EXERCISE PROMPT :: From the records below, pull out the lines starting at the one containing "district-label: ROMA — [389, 709, 425, 722]" and ending at the one containing "place-label: [object Object] — [389, 427, 508, 446]", both included, and reproduce them unchanged.

+++ DATASET ENTRIES

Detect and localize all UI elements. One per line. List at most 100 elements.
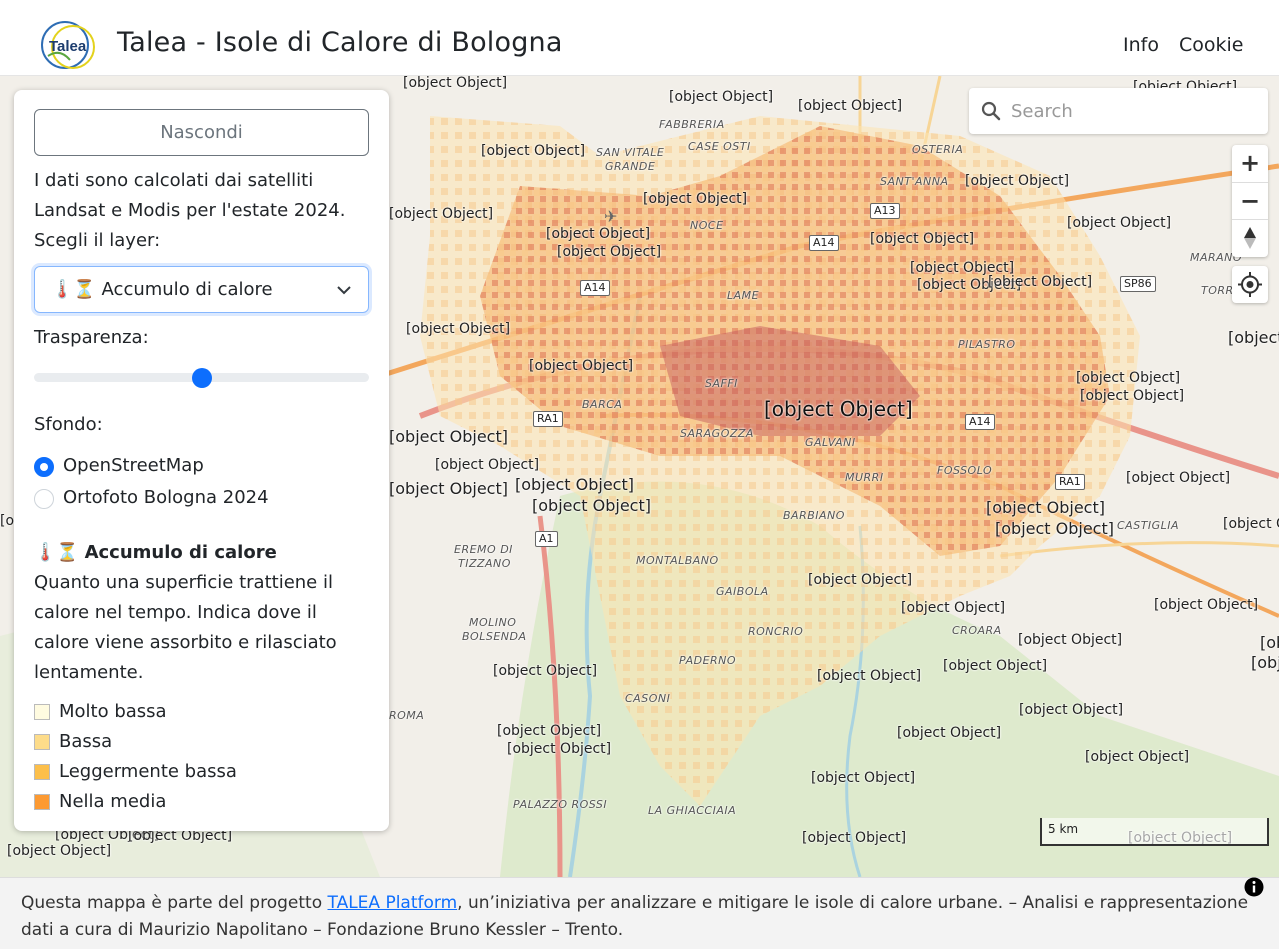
district-label: ROMA — [389, 709, 425, 722]
legend-label: Molto bassa — [59, 701, 167, 722]
hide-panel-button[interactable]: Nascondi — [34, 109, 369, 156]
intro-text: I dati sono calcolati dai satelliti Land… — [34, 170, 346, 221]
road-shield: A13 — [870, 203, 900, 219]
zoom-out-button[interactable]: − — [1232, 182, 1268, 219]
legend-swatch — [34, 734, 50, 750]
legend-swatch — [34, 704, 50, 720]
radio-openstreetmap[interactable] — [34, 457, 54, 477]
zoom-in-button[interactable]: + — [1232, 145, 1268, 182]
place-label: [object Object] — [988, 274, 1093, 290]
legend-description: Quanto una superficie trattiene il calor… — [34, 572, 337, 683]
page-title: Talea - Isole di Calore di Bologna — [117, 27, 563, 58]
place-label: [object Object] — [389, 427, 508, 446]
layer-select[interactable]: 🌡️⏳ Accumulo di calore — [34, 266, 369, 313]
place-label: [object Object] — [986, 498, 1105, 517]
district-label: MOLINO — [469, 616, 517, 629]
road-shield: A14 — [580, 280, 610, 296]
place-label: [object Object] — [435, 457, 540, 473]
place-label: [object Object] — [798, 98, 903, 114]
district-label: SAFFI — [705, 377, 738, 390]
place-label: [object Object] — [481, 143, 586, 159]
place-label: [object Object] — [1076, 370, 1181, 386]
place-label: [object Object] — [669, 89, 774, 105]
legend-title-icon: 🌡️⏳ — [34, 542, 79, 563]
district-label: BARBIANO — [783, 509, 845, 522]
place-label: [object Object] — [1154, 597, 1259, 613]
place-label: [object Object] — [529, 358, 634, 374]
district-label: BARCA — [582, 398, 623, 411]
place-label: [object Object] — [802, 830, 907, 846]
legend-label: Nella media — [59, 791, 167, 812]
place-label: [object Object] — [817, 668, 922, 684]
geolocate-icon — [1238, 272, 1262, 297]
district-label: PADERNO — [679, 654, 737, 667]
place-label: [object Object] — [406, 321, 511, 337]
district-label: EREMO DI — [454, 543, 513, 556]
transparency-slider-thumb[interactable] — [191, 368, 212, 388]
place-label: [object Object] — [497, 723, 602, 739]
district-label: PILASTRO — [958, 338, 1016, 351]
district-label: TORR — [1201, 284, 1234, 297]
road-shield: A14 — [809, 235, 839, 251]
place-label: [object Object] — [389, 206, 494, 222]
district-label: BOLSENDA — [462, 630, 527, 643]
district-label: NOCE — [690, 219, 724, 232]
place-label: [object Object] — [403, 76, 508, 91]
district-label: RONCRIO — [748, 625, 804, 638]
district-label: LAME — [727, 289, 760, 302]
place-label: [object Object] — [943, 658, 1048, 674]
map-search[interactable] — [969, 88, 1268, 134]
talea-platform-link[interactable]: TALEA Platform — [328, 893, 458, 913]
place-label: [object Object] — [532, 496, 651, 515]
place-label: [object Object] — [515, 475, 634, 494]
legend-label: Bassa — [59, 731, 113, 752]
place-label: [object Object] — [1228, 328, 1279, 347]
reset-bearing-button[interactable] — [1232, 219, 1268, 256]
geolocate-button[interactable] — [1232, 266, 1268, 303]
search-icon — [981, 101, 1001, 121]
road-shield: RA1 — [533, 411, 563, 427]
place-label: [object Object] — [1080, 388, 1185, 404]
district-label: FABBRERIA — [659, 118, 725, 131]
district-label: SANT'ANNA — [880, 175, 949, 188]
place-label: [object Object] — [557, 244, 662, 260]
chevron-down-icon — [337, 286, 351, 295]
radio-ortofoto[interactable] — [34, 489, 54, 509]
place-label: [object Object] — [128, 828, 233, 844]
radio-openstreetmap-label[interactable]: OpenStreetMap — [63, 451, 204, 481]
background-label: Sfondo: — [34, 414, 103, 435]
legend-title: 🌡️⏳ Accumulo di calore — [34, 542, 277, 563]
legend-swatch — [34, 794, 50, 810]
talea-logo[interactable]: Talea — [40, 20, 96, 70]
place-label: [object Object] — [1223, 516, 1279, 532]
layer-select-value: 🌡️⏳ Accumulo di calore — [51, 279, 273, 300]
place-label: [object Object] — [546, 226, 651, 242]
place-label: [object Object] — [493, 663, 598, 679]
nav-cookie-link[interactable]: Cookie — [1179, 34, 1244, 56]
zoom-controls: + − — [1232, 145, 1268, 257]
district-label: CASTIGLIA — [1117, 519, 1180, 532]
compass-icon — [1244, 227, 1256, 249]
footer: Questa mappa è parte del progetto TALEA … — [0, 877, 1279, 949]
place-label: [object Object] — [389, 479, 508, 498]
radio-ortofoto-label[interactable]: Ortofoto Bologna 2024 — [63, 483, 269, 513]
place-label: [object Object] — [897, 725, 1002, 741]
nav-info-link[interactable]: Info — [1123, 34, 1159, 56]
district-label: GRANDE — [605, 160, 656, 173]
transparency-label: Trasparenza: — [34, 327, 149, 348]
scale-label: 5 km — [1048, 822, 1079, 836]
district-label: CASONI — [625, 692, 671, 705]
road-shield: SP86 — [1120, 276, 1156, 292]
district-label: SARAGOZZA — [680, 427, 754, 440]
district-label: GAIBOLA — [716, 585, 769, 598]
place-label: [object Object] — [808, 572, 913, 588]
place-label: [object Object] — [1251, 653, 1279, 672]
svg-text:Talea: Talea — [49, 38, 87, 55]
district-label: MURRI — [845, 471, 884, 484]
district-label: GALVANI — [805, 436, 856, 449]
search-input[interactable] — [1011, 98, 1251, 124]
legend-label: Leggermente bassa — [59, 761, 237, 782]
place-label: [object Object] — [1085, 749, 1190, 765]
district-label: PALAZZO ROSSI — [513, 798, 608, 811]
attribution-info-icon[interactable] — [1244, 877, 1264, 897]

++++++

EXERCISE RESULT ::
district-label: ROMA — [389, 709, 425, 722]
legend-label: Molto bassa — [59, 701, 167, 722]
hide-panel-button[interactable]: Nascondi — [34, 109, 369, 156]
intro-text: I dati sono calcolati dai satelliti Land… — [34, 170, 346, 221]
road-shield: A13 — [870, 203, 900, 219]
zoom-out-button[interactable]: − — [1232, 182, 1268, 219]
legend-swatch — [34, 734, 50, 750]
legend-swatch — [34, 704, 50, 720]
radio-openstreetmap[interactable] — [34, 457, 54, 477]
zoom-in-button[interactable]: + — [1232, 145, 1268, 182]
place-label: [object Object] — [988, 274, 1093, 290]
legend-description: Quanto una superficie trattiene il calor… — [34, 572, 337, 683]
page-title: Talea - Isole di Calore di Bologna — [117, 27, 563, 58]
place-label: [object Object] — [389, 427, 508, 446]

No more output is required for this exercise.